● Exercise objective: Set down each line of the material that follows, exactly, with no pictures.

● Information given:
========

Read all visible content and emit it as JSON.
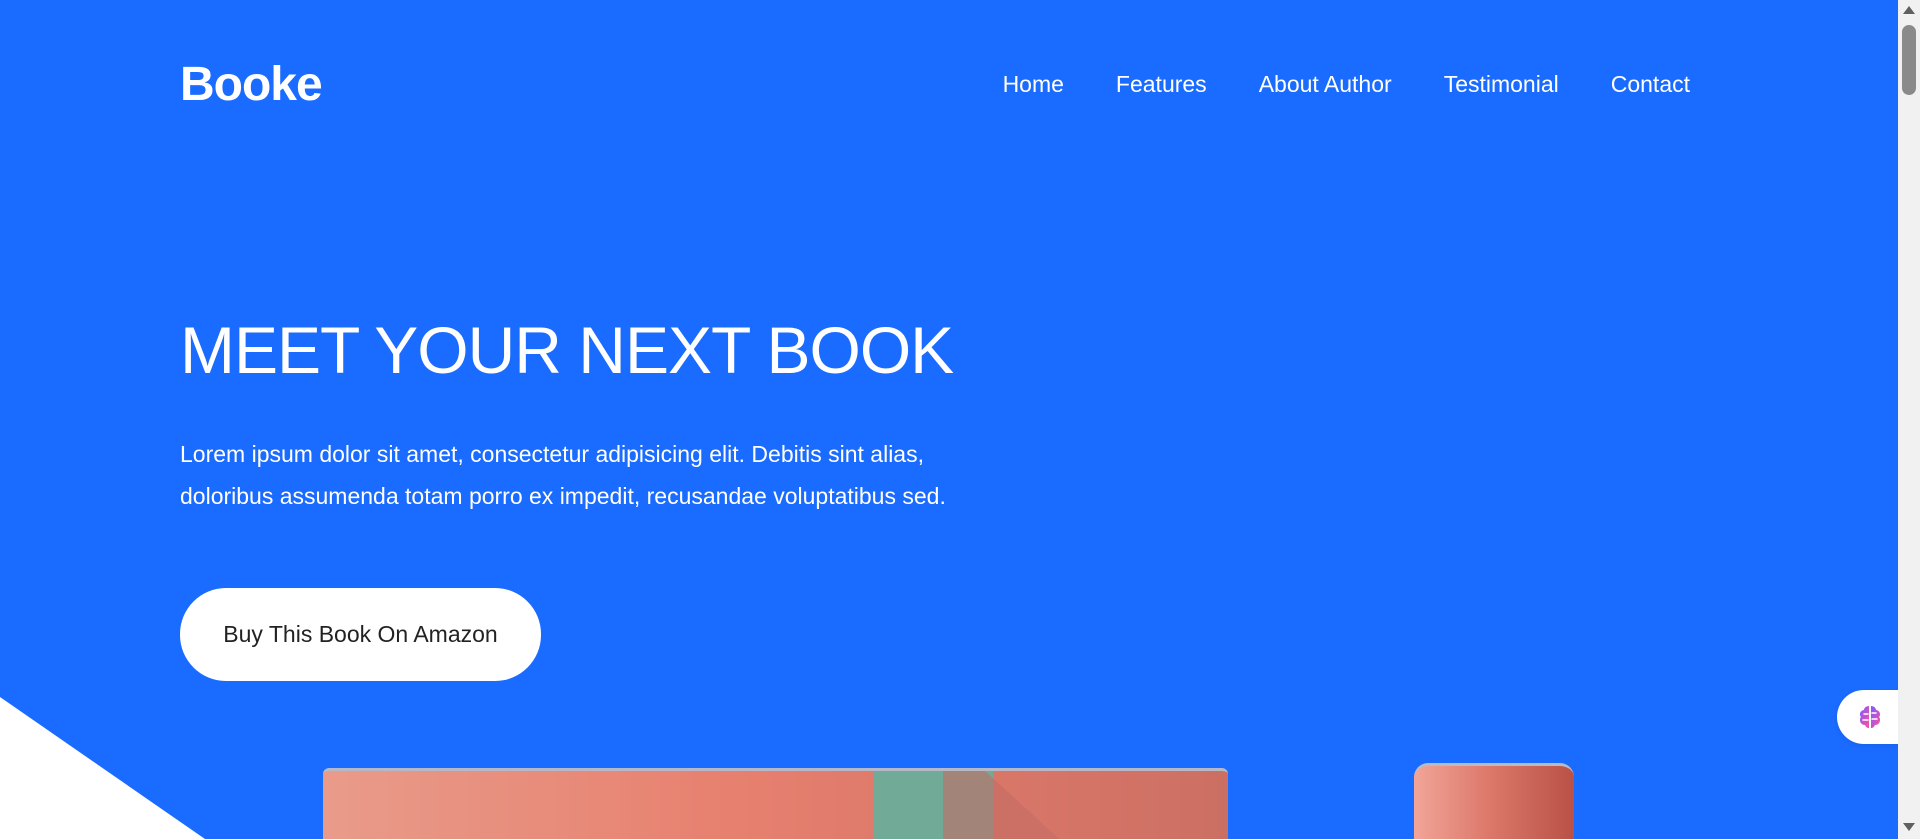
{
  "header": {
    "brand": "Booke",
    "nav": [
      {
        "label": "Home"
      },
      {
        "label": "Features"
      },
      {
        "label": "About Author"
      },
      {
        "label": "Testimonial"
      },
      {
        "label": "Contact"
      }
    ]
  },
  "hero": {
    "title": "MEET YOUR NEXT BOOK",
    "description": "Lorem ipsum dolor sit amet, consectetur adipisicing elit. Debitis sint alias, doloribus assumenda totam porro ex impedit, recusandae voluptatibus sed.",
    "cta_label": "Buy This Book On Amazon"
  },
  "icons": {
    "chat_widget": "brain-icon"
  },
  "colors": {
    "background": "#1a6bff",
    "button": "#ffffff",
    "book_primary": "#e7806f",
    "book_accent": "#72aa98"
  }
}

========

● Expected answer:
Read all visible content and emit it as JSON.
{
  "header": {
    "brand": "Booke",
    "nav": [
      {
        "label": "Home"
      },
      {
        "label": "Features"
      },
      {
        "label": "About Author"
      },
      {
        "label": "Testimonial"
      },
      {
        "label": "Contact"
      }
    ]
  },
  "hero": {
    "title": "MEET YOUR NEXT BOOK",
    "description": "Lorem ipsum dolor sit amet, consectetur adipisicing elit. Debitis sint alias, doloribus assumenda totam porro ex impedit, recusandae voluptatibus sed.",
    "cta_label": "Buy This Book On Amazon"
  },
  "icons": {
    "chat_widget": "brain-icon"
  },
  "colors": {
    "background": "#1a6bff",
    "button": "#ffffff",
    "book_primary": "#e7806f",
    "book_accent": "#72aa98"
  }
}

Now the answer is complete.